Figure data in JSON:

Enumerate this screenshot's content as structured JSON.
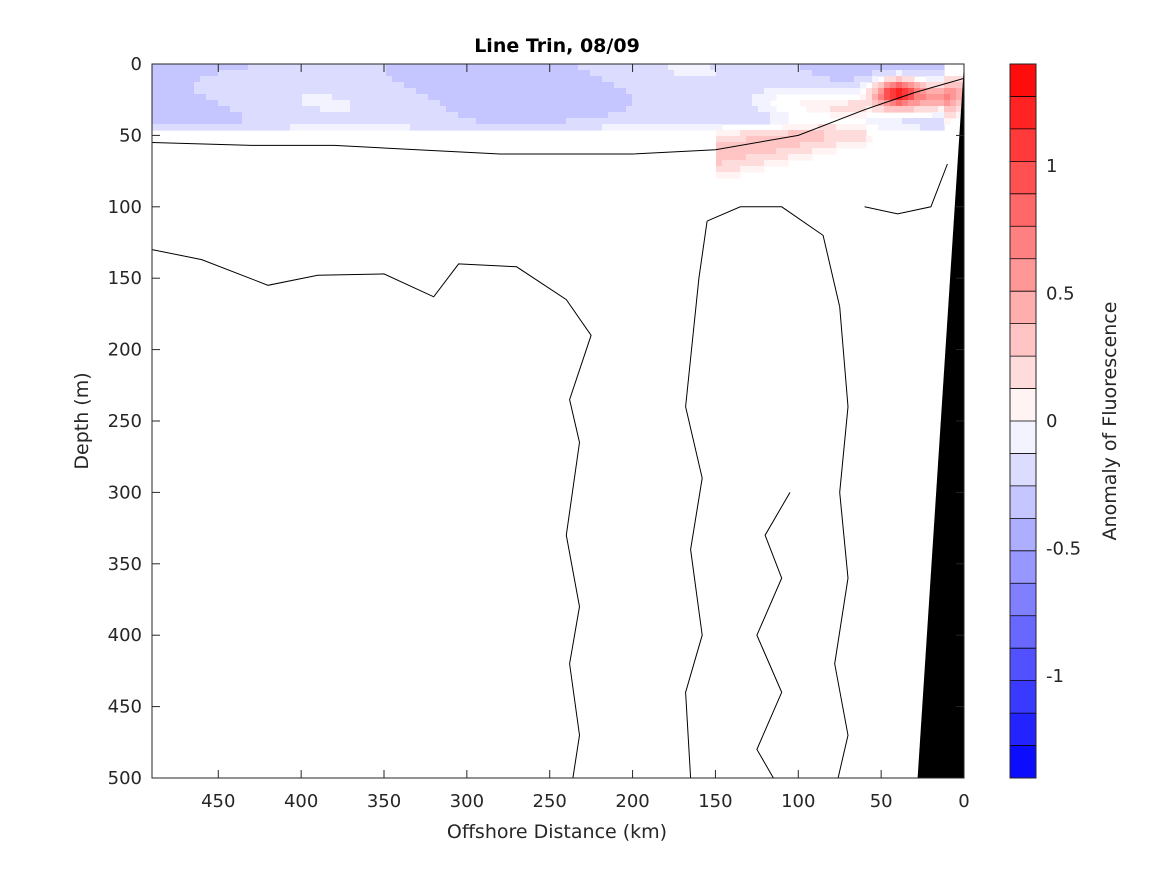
{
  "chart_data": {
    "type": "heatmap",
    "title": "Line Trin, 08/09",
    "xlabel": "Offshore Distance (km)",
    "ylabel": "Depth (m)",
    "xlim": [
      490,
      0
    ],
    "ylim": [
      0,
      500
    ],
    "x_reversed": true,
    "y_reversed": true,
    "x_ticks": [
      450,
      400,
      350,
      300,
      250,
      200,
      150,
      100,
      50,
      0
    ],
    "y_ticks": [
      0,
      50,
      100,
      150,
      200,
      250,
      300,
      350,
      400,
      450,
      500
    ],
    "colorbar": {
      "label": "Anomaly of Fluorescence",
      "clim": [
        -1.4,
        1.4
      ],
      "ticks": [
        1,
        0.5,
        0,
        -0.5,
        -1
      ],
      "tick_labels": [
        "1",
        "0.5",
        "0",
        "-0.5",
        "-1"
      ],
      "levels": 22,
      "low_color": "#0000ff",
      "mid_color": "#ffffff",
      "high_color": "#ff0000"
    },
    "field_features": [
      {
        "feature": "negative surface layer",
        "x_range": [
          490,
          5
        ],
        "depth_range": [
          0,
          55
        ],
        "value": -0.3
      },
      {
        "feature": "positive subsurface layer",
        "x_range": [
          490,
          100
        ],
        "depth_range": [
          55,
          100
        ],
        "value": 0.3
      },
      {
        "feature": "positive maximum",
        "x": 40,
        "depth": 20,
        "value": 1.3
      }
    ],
    "zero_contour_lines": [
      [
        [
          490,
          55
        ],
        [
          430,
          57
        ],
        [
          380,
          57
        ],
        [
          330,
          60
        ],
        [
          280,
          63
        ],
        [
          200,
          63
        ],
        [
          150,
          60
        ],
        [
          100,
          50
        ],
        [
          60,
          32
        ],
        [
          30,
          20
        ],
        [
          0,
          10
        ]
      ],
      [
        [
          490,
          130
        ],
        [
          460,
          137
        ],
        [
          420,
          155
        ],
        [
          390,
          148
        ],
        [
          350,
          147
        ],
        [
          320,
          163
        ],
        [
          305,
          140
        ],
        [
          270,
          142
        ],
        [
          240,
          165
        ],
        [
          225,
          190
        ],
        [
          238,
          235
        ],
        [
          232,
          265
        ],
        [
          240,
          330
        ],
        [
          232,
          380
        ],
        [
          238,
          420
        ],
        [
          232,
          470
        ],
        [
          236,
          500
        ]
      ],
      [
        [
          165,
          500
        ],
        [
          168,
          440
        ],
        [
          158,
          400
        ],
        [
          165,
          340
        ],
        [
          158,
          290
        ],
        [
          168,
          240
        ],
        [
          160,
          150
        ],
        [
          155,
          110
        ]
      ],
      [
        [
          155,
          110
        ],
        [
          135,
          100
        ],
        [
          110,
          100
        ],
        [
          85,
          120
        ],
        [
          75,
          170
        ]
      ],
      [
        [
          75,
          170
        ],
        [
          70,
          240
        ],
        [
          75,
          300
        ],
        [
          70,
          360
        ],
        [
          78,
          420
        ],
        [
          70,
          470
        ],
        [
          76,
          500
        ]
      ],
      [
        [
          60,
          100
        ],
        [
          40,
          105
        ],
        [
          20,
          100
        ],
        [
          10,
          70
        ]
      ],
      [
        [
          105,
          300
        ],
        [
          120,
          330
        ],
        [
          110,
          360
        ],
        [
          125,
          400
        ],
        [
          110,
          440
        ],
        [
          125,
          480
        ],
        [
          115,
          500
        ]
      ]
    ],
    "land_mask": {
      "x_top": 0,
      "x_bottom": 28,
      "depth_top": 0,
      "depth_bottom": 500,
      "color": "#000000"
    }
  }
}
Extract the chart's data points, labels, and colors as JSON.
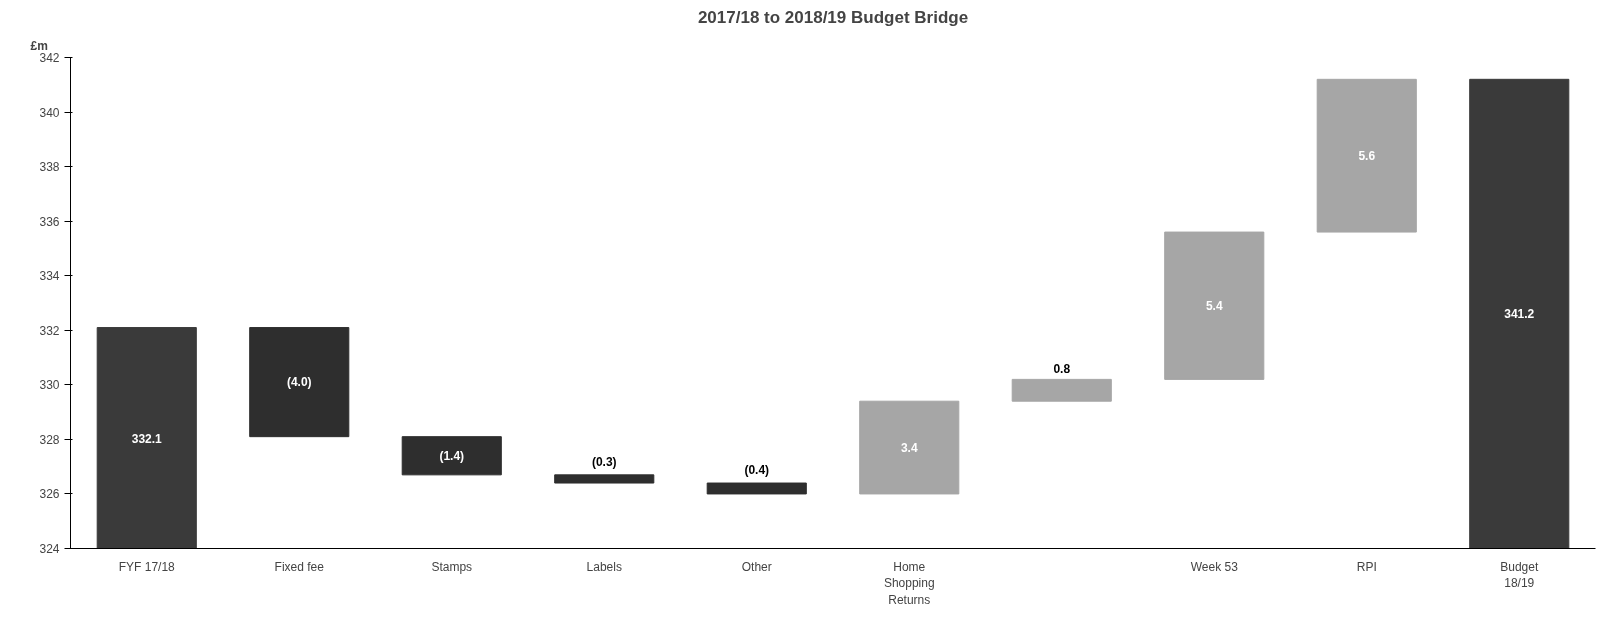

## GOAL OF THE EXERCISE
Each record must be quoted in full and exactly. Do not include the pictures.

## FULL ANSWER
Enumerate this screenshot's content as structured JSON.
{
  "chart_data": {
    "type": "heatmap",
    "title": "Line Trin, 08/09",
    "xlabel": "Offshore Distance (km)",
    "ylabel": "Depth (m)",
    "xlim": [
      490,
      0
    ],
    "ylim": [
      0,
      500
    ],
    "x_reversed": true,
    "y_reversed": true,
    "x_ticks": [
      450,
      400,
      350,
      300,
      250,
      200,
      150,
      100,
      50,
      0
    ],
    "y_ticks": [
      0,
      50,
      100,
      150,
      200,
      250,
      300,
      350,
      400,
      450,
      500
    ],
    "colorbar": {
      "label": "Anomaly of Fluorescence",
      "clim": [
        -1.4,
        1.4
      ],
      "ticks": [
        1,
        0.5,
        0,
        -0.5,
        -1
      ],
      "tick_labels": [
        "1",
        "0.5",
        "0",
        "-0.5",
        "-1"
      ],
      "levels": 22,
      "low_color": "#0000ff",
      "mid_color": "#ffffff",
      "high_color": "#ff0000"
    },
    "field_features": [
      {
        "feature": "negative surface layer",
        "x_range": [
          490,
          5
        ],
        "depth_range": [
          0,
          55
        ],
        "value": -0.3
      },
      {
        "feature": "positive subsurface layer",
        "x_range": [
          490,
          100
        ],
        "depth_range": [
          55,
          100
        ],
        "value": 0.3
      },
      {
        "feature": "positive maximum",
        "x": 40,
        "depth": 20,
        "value": 1.3
      }
    ],
    "zero_contour_lines": [
      [
        [
          490,
          55
        ],
        [
          430,
          57
        ],
        [
          380,
          57
        ],
        [
          330,
          60
        ],
        [
          280,
          63
        ],
        [
          200,
          63
        ],
        [
          150,
          60
        ],
        [
          100,
          50
        ],
        [
          60,
          32
        ],
        [
          30,
          20
        ],
        [
          0,
          10
        ]
      ],
      [
        [
          490,
          130
        ],
        [
          460,
          137
        ],
        [
          420,
          155
        ],
        [
          390,
          148
        ],
        [
          350,
          147
        ],
        [
          320,
          163
        ],
        [
          305,
          140
        ],
        [
          270,
          142
        ],
        [
          240,
          165
        ],
        [
          225,
          190
        ],
        [
          238,
          235
        ],
        [
          232,
          265
        ],
        [
          240,
          330
        ],
        [
          232,
          380
        ],
        [
          238,
          420
        ],
        [
          232,
          470
        ],
        [
          236,
          500
        ]
      ],
      [
        [
          165,
          500
        ],
        [
          168,
          440
        ],
        [
          158,
          400
        ],
        [
          165,
          340
        ],
        [
          158,
          290
        ],
        [
          168,
          240
        ],
        [
          160,
          150
        ],
        [
          155,
          110
        ]
      ],
      [
        [
          155,
          110
        ],
        [
          135,
          100
        ],
        [
          110,
          100
        ],
        [
          85,
          120
        ],
        [
          75,
          170
        ]
      ],
      [
        [
          75,
          170
        ],
        [
          70,
          240
        ],
        [
          75,
          300
        ],
        [
          70,
          360
        ],
        [
          78,
          420
        ],
        [
          70,
          470
        ],
        [
          76,
          500
        ]
      ],
      [
        [
          60,
          100
        ],
        [
          40,
          105
        ],
        [
          20,
          100
        ],
        [
          10,
          70
        ]
      ],
      [
        [
          105,
          300
        ],
        [
          120,
          330
        ],
        [
          110,
          360
        ],
        [
          125,
          400
        ],
        [
          110,
          440
        ],
        [
          125,
          480
        ],
        [
          115,
          500
        ]
      ]
    ],
    "land_mask": {
      "x_top": 0,
      "x_bottom": 28,
      "depth_top": 0,
      "depth_bottom": 500,
      "color": "#000000"
    }
  }
}
Extract the chart's data points, labels, and colors as JSON.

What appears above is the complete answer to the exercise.